[Stored data entries]
>>>

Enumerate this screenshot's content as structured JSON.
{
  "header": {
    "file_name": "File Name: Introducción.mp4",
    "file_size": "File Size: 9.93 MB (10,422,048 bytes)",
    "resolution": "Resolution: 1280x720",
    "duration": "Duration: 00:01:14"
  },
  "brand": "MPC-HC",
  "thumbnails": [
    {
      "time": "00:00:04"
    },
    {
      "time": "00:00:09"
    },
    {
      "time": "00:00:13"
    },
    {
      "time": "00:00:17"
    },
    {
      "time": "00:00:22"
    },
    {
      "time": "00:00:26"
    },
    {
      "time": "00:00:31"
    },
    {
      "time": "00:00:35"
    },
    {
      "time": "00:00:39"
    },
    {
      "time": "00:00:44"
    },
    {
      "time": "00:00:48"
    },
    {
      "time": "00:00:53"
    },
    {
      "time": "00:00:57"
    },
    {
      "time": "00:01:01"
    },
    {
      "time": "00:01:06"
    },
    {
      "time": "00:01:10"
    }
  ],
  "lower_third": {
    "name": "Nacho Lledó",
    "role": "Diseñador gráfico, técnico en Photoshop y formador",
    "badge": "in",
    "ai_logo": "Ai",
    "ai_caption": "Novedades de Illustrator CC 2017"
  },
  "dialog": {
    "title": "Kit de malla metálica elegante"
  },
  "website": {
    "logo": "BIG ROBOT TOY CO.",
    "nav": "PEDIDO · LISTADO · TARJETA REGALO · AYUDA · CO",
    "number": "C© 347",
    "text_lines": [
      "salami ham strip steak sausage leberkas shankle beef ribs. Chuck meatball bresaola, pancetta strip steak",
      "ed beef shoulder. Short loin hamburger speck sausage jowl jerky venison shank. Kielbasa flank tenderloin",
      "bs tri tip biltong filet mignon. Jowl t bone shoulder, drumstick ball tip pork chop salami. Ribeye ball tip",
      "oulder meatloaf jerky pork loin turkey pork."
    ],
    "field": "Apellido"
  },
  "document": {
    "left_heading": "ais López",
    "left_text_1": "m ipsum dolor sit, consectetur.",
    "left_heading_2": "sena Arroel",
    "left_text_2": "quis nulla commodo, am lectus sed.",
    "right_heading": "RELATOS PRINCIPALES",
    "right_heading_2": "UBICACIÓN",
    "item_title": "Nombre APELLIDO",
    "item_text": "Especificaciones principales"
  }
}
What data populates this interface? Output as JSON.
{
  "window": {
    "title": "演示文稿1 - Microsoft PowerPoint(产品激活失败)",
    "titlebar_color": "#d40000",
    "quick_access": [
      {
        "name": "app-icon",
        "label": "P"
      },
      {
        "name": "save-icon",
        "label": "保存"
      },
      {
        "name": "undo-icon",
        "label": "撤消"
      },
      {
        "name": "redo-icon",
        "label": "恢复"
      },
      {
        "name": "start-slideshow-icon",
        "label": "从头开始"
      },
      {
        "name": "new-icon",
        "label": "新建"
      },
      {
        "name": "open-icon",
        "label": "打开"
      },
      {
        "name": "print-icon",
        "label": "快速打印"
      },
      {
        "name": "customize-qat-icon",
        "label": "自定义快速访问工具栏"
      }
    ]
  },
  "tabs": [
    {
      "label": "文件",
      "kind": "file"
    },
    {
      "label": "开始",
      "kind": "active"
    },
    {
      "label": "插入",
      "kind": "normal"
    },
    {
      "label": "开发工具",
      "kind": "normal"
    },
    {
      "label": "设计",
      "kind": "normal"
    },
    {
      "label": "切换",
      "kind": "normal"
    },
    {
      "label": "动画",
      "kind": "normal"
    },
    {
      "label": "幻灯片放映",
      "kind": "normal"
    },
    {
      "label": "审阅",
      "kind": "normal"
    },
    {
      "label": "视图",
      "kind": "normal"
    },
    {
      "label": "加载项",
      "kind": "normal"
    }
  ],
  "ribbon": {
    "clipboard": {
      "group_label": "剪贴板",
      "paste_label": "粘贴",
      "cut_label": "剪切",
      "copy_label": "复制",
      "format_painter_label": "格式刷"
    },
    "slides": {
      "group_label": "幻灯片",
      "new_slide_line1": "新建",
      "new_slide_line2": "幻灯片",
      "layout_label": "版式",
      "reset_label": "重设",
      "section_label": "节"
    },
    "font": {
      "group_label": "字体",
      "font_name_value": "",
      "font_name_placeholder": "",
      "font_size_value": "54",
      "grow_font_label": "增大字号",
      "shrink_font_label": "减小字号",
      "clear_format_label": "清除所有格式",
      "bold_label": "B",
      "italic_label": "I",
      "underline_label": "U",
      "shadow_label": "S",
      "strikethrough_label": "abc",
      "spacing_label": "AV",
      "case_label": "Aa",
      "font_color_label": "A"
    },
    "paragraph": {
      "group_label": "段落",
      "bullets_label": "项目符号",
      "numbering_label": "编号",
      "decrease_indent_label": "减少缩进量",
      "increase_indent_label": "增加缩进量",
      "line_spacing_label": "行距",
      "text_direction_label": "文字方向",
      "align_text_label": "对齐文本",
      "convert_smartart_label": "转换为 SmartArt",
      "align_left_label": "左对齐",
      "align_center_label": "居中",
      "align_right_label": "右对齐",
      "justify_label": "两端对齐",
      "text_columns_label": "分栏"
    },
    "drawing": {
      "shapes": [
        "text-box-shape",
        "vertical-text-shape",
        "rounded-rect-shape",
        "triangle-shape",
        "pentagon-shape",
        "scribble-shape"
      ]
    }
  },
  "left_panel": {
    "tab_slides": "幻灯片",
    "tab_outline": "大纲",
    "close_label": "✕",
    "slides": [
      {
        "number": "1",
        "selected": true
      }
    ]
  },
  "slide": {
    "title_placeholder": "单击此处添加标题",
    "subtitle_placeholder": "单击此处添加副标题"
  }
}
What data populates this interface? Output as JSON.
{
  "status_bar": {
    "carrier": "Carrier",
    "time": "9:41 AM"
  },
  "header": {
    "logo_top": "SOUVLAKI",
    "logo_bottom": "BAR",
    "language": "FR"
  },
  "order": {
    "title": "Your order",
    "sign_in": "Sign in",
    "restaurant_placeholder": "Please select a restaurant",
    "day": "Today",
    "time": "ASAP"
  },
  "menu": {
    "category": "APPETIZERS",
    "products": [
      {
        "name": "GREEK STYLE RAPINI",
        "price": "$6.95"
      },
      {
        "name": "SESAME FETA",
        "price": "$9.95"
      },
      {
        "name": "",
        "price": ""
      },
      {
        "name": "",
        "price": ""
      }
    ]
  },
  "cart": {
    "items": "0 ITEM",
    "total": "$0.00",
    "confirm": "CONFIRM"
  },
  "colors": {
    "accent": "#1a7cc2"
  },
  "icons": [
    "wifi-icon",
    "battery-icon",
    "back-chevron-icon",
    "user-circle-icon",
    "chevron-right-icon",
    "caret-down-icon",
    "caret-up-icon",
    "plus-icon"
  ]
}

<<<

## Set task
Retype the data exactly as given.

## Final answer
Enumerate this screenshot's content as structured JSON.
{
  "header": {
    "file_name": "File Name: Introducción.mp4",
    "file_size": "File Size: 9.93 MB (10,422,048 bytes)",
    "resolution": "Resolution: 1280x720",
    "duration": "Duration: 00:01:14"
  },
  "brand": "MPC-HC",
  "thumbnails": [
    {
      "time": "00:00:04"
    },
    {
      "time": "00:00:09"
    },
    {
      "time": "00:00:13"
    },
    {
      "time": "00:00:17"
    },
    {
      "time": "00:00:22"
    },
    {
      "time": "00:00:26"
    },
    {
      "time": "00:00:31"
    },
    {
      "time": "00:00:35"
    },
    {
      "time": "00:00:39"
    },
    {
      "time": "00:00:44"
    },
    {
      "time": "00:00:48"
    },
    {
      "time": "00:00:53"
    },
    {
      "time": "00:00:57"
    },
    {
      "time": "00:01:01"
    },
    {
      "time": "00:01:06"
    },
    {
      "time": "00:01:10"
    }
  ],
  "lower_third": {
    "name": "Nacho Lledó",
    "role": "Diseñador gráfico, técnico en Photoshop y formador",
    "badge": "in",
    "ai_logo": "Ai",
    "ai_caption": "Novedades de Illustrator CC 2017"
  },
  "dialog": {
    "title": "Kit de malla metálica elegante"
  },
  "website": {
    "logo": "BIG ROBOT TOY CO.",
    "nav": "PEDIDO · LISTADO · TARJETA REGALO · AYUDA · CO",
    "number": "C© 347",
    "text_lines": [
      "salami ham strip steak sausage leberkas shankle beef ribs. Chuck meatball bresaola, pancetta strip steak",
      "ed beef shoulder. Short loin hamburger speck sausage jowl jerky venison shank. Kielbasa flank tenderloin",
      "bs tri tip biltong filet mignon. Jowl t bone shoulder, drumstick ball tip pork chop salami. Ribeye ball tip",
      "oulder meatloaf jerky pork loin turkey pork."
    ],
    "field": "Apellido"
  },
  "document": {
    "left_heading": "ais López",
    "left_text_1": "m ipsum dolor sit, consectetur.",
    "left_heading_2": "sena Arroel",
    "left_text_2": "quis nulla commodo, am lectus sed.",
    "right_heading": "RELATOS PRINCIPALES",
    "right_heading_2": "UBICACIÓN",
    "item_title": "Nombre APELLIDO",
    "item_text": "Especificaciones principales"
  }
}
What data populates this interface? Output as JSON.
{
  "window": {
    "title": "演示文稿1 - Microsoft PowerPoint(产品激活失败)",
    "titlebar_color": "#d40000",
    "quick_access": [
      {
        "name": "app-icon",
        "label": "P"
      },
      {
        "name": "save-icon",
        "label": "保存"
      },
      {
        "name": "undo-icon",
        "label": "撤消"
      },
      {
        "name": "redo-icon",
        "label": "恢复"
      },
      {
        "name": "start-slideshow-icon",
        "label": "从头开始"
      },
      {
        "name": "new-icon",
        "label": "新建"
      },
      {
        "name": "open-icon",
        "label": "打开"
      },
      {
        "name": "print-icon",
        "label": "快速打印"
      },
      {
        "name": "customize-qat-icon",
        "label": "自定义快速访问工具栏"
      }
    ]
  },
  "tabs": [
    {
      "label": "文件",
      "kind": "file"
    },
    {
      "label": "开始",
      "kind": "active"
    },
    {
      "label": "插入",
      "kind": "normal"
    },
    {
      "label": "开发工具",
      "kind": "normal"
    },
    {
      "label": "设计",
      "kind": "normal"
    },
    {
      "label": "切换",
      "kind": "normal"
    },
    {
      "label": "动画",
      "kind": "normal"
    },
    {
      "label": "幻灯片放映",
      "kind": "normal"
    },
    {
      "label": "审阅",
      "kind": "normal"
    },
    {
      "label": "视图",
      "kind": "normal"
    },
    {
      "label": "加载项",
      "kind": "normal"
    }
  ],
  "ribbon": {
    "clipboard": {
      "group_label": "剪贴板",
      "paste_label": "粘贴",
      "cut_label": "剪切",
      "copy_label": "复制",
      "format_painter_label": "格式刷"
    },
    "slides": {
      "group_label": "幻灯片",
      "new_slide_line1": "新建",
      "new_slide_line2": "幻灯片",
      "layout_label": "版式",
      "reset_label": "重设",
      "section_label": "节"
    },
    "font": {
      "group_label": "字体",
      "font_name_value": "",
      "font_name_placeholder": "",
      "font_size_value": "54",
      "grow_font_label": "增大字号",
      "shrink_font_label": "减小字号",
      "clear_format_label": "清除所有格式",
      "bold_label": "B",
      "italic_label": "I",
      "underline_label": "U",
      "shadow_label": "S",
      "strikethrough_label": "abc",
      "spacing_label": "AV",
      "case_label": "Aa",
      "font_color_label": "A"
    },
    "paragraph": {
      "group_label": "段落",
      "bullets_label": "项目符号",
      "numbering_label": "编号",
      "decrease_indent_label": "减少缩进量",
      "increase_indent_label": "增加缩进量",
      "line_spacing_label": "行距",
      "text_direction_label": "文字方向",
      "align_text_label": "对齐文本",
      "convert_smartart_label": "转换为 SmartArt",
      "align_left_label": "左对齐",
      "align_center_label": "居中",
      "align_right_label": "右对齐",
      "justify_label": "两端对齐",
      "text_columns_label": "分栏"
    },
    "drawing": {
      "shapes": [
        "text-box-shape",
        "vertical-text-shape",
        "rounded-rect-shape",
        "triangle-shape",
        "pentagon-shape",
        "scribble-shape"
      ]
    }
  },
  "left_panel": {
    "tab_slides": "幻灯片",
    "tab_outline": "大纲",
    "close_label": "✕",
    "slides": [
      {
        "number": "1",
        "selected": true
      }
    ]
  },
  "slide": {
    "title_placeholder": "单击此处添加标题",
    "subtitle_placeholder": "单击此处添加副标题"
  }
}
What data populates this interface? Output as JSON.
{
  "status_bar": {
    "carrier": "Carrier",
    "time": "9:41 AM"
  },
  "header": {
    "logo_top": "SOUVLAKI",
    "logo_bottom": "BAR",
    "language": "FR"
  },
  "order": {
    "title": "Your order",
    "sign_in": "Sign in",
    "restaurant_placeholder": "Please select a restaurant",
    "day": "Today",
    "time": "ASAP"
  },
  "menu": {
    "category": "APPETIZERS",
    "products": [
      {
        "name": "GREEK STYLE RAPINI",
        "price": "$6.95"
      },
      {
        "name": "SESAME FETA",
        "price": "$9.95"
      },
      {
        "name": "",
        "price": ""
      },
      {
        "name": "",
        "price": ""
      }
    ]
  },
  "cart": {
    "items": "0 ITEM",
    "total": "$0.00",
    "confirm": "CONFIRM"
  },
  "colors": {
    "accent": "#1a7cc2"
  },
  "icons": [
    "wifi-icon",
    "battery-icon",
    "back-chevron-icon",
    "user-circle-icon",
    "chevron-right-icon",
    "caret-down-icon",
    "caret-up-icon",
    "plus-icon"
  ]
}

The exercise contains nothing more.